**What the task requires**
Find every line below that contains the word "importancia" and copy it out.

(Stored dataset items)

---

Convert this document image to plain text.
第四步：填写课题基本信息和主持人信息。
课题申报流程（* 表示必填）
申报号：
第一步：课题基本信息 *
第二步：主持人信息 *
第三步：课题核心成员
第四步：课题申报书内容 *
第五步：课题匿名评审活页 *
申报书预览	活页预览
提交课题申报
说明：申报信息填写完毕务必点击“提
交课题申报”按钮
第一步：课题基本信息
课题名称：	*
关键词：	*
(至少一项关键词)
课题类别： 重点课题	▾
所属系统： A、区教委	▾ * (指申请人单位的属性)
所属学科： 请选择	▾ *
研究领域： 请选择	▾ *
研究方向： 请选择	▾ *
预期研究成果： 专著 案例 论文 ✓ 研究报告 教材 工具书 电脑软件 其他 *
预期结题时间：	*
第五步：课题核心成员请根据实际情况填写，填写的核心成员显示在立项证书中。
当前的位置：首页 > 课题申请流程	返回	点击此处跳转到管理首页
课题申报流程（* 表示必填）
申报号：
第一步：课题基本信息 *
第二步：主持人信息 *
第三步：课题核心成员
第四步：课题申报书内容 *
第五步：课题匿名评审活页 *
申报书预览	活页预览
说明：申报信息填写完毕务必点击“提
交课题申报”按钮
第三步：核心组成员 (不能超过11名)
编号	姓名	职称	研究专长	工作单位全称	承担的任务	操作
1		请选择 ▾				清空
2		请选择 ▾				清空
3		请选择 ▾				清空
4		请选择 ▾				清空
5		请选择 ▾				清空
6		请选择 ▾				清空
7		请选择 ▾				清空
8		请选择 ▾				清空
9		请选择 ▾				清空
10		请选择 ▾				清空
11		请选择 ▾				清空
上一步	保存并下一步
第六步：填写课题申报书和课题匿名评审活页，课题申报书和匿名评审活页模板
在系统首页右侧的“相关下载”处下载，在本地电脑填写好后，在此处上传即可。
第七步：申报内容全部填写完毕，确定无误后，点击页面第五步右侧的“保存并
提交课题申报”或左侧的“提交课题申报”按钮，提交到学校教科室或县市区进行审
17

---

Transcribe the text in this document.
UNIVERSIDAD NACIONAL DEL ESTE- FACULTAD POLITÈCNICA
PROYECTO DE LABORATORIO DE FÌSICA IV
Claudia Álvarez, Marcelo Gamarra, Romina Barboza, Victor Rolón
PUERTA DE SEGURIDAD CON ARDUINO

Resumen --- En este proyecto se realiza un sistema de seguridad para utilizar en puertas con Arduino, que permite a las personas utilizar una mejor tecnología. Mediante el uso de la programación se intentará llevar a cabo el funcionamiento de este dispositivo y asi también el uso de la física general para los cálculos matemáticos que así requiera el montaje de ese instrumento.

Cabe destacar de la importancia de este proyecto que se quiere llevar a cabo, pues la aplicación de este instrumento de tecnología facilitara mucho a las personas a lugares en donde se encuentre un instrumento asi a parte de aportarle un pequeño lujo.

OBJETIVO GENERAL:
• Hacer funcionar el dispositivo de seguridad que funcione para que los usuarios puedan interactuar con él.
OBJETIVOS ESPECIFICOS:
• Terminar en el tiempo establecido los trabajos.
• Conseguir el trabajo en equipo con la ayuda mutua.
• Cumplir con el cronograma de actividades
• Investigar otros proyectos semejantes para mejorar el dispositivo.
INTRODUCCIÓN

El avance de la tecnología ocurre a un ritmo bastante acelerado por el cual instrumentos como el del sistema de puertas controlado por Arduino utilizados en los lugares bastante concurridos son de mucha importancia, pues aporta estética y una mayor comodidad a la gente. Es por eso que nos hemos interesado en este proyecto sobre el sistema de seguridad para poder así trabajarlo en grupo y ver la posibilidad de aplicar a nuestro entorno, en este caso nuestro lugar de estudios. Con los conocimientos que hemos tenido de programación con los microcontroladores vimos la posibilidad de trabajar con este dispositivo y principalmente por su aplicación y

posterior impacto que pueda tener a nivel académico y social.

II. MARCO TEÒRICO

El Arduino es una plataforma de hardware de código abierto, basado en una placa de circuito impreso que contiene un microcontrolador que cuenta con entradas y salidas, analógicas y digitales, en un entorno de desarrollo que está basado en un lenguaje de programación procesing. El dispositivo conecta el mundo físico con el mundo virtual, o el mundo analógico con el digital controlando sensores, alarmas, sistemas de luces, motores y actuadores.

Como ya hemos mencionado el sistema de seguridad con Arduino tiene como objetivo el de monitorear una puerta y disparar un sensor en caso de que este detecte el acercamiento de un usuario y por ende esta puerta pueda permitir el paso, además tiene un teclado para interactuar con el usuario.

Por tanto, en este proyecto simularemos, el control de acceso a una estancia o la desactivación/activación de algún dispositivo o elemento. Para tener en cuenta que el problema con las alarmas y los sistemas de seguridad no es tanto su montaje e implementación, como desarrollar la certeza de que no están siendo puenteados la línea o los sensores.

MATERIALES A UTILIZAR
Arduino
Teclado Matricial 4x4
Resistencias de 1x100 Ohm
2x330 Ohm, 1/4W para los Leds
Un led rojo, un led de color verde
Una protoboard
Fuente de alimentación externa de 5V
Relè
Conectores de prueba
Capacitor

---

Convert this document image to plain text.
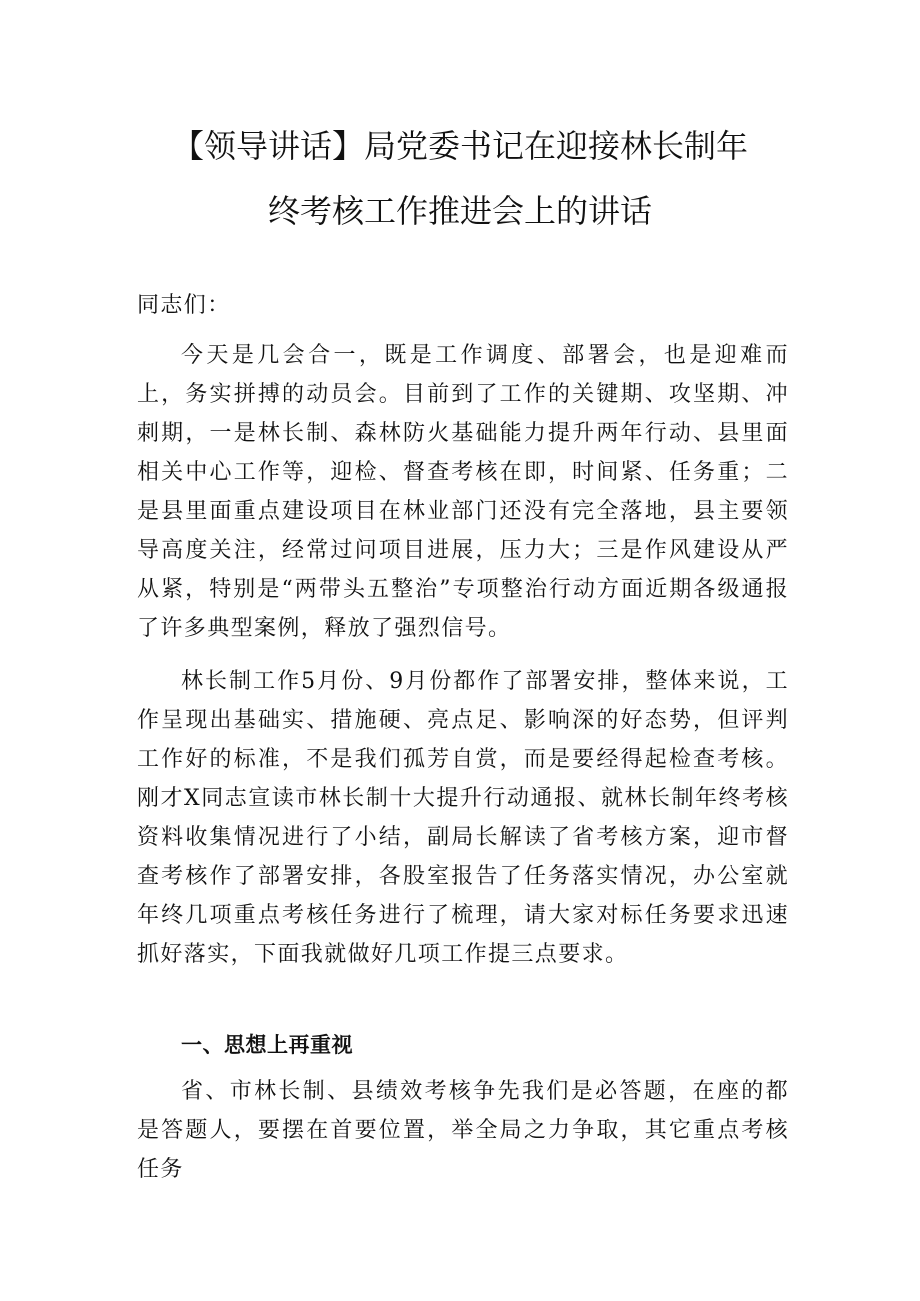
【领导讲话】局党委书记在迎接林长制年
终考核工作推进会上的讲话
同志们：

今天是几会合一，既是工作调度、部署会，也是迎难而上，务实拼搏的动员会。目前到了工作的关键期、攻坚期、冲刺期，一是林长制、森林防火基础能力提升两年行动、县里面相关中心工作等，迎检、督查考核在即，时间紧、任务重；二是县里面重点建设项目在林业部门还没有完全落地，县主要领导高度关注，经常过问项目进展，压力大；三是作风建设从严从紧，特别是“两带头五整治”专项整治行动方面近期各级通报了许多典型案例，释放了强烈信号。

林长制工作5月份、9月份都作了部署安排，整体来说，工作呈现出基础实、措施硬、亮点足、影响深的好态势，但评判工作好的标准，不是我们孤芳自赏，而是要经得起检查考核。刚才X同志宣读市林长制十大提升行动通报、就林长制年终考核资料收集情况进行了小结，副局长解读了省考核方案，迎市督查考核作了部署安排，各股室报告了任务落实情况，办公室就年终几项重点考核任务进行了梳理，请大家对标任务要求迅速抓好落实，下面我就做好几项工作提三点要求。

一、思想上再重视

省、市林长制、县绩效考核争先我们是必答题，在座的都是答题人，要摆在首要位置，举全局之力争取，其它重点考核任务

---

**Finished exercise**
Cabe destacar de la importancia de este proyecto que se quiere llevar a cabo, pues la aplicación de este instrumento de tecnología facilitara mucho a las personas a lugares en donde se encuentre un instrumento asi a parte de aportarle un pequeño lujo.
El avance de la tecnología ocurre a un ritmo bastante acelerado por el cual instrumentos como el del sistema de puertas controlado por Arduino utilizados en los lugares bastante concurridos son de mucha importancia, pues aporta estética y una mayor comodidad a la gente. Es por eso que nos hemos interesado en este proyecto sobre el sistema de seguridad para poder así trabajarlo en grupo y ver la posibilidad de aplicar a nuestro entorno, en este caso nuestro lugar de estudios. Con los conocimientos que hemos tenido de programación con los microcontroladores vimos la posibilidad de trabajar con este dispositivo y principalmente por su aplicación y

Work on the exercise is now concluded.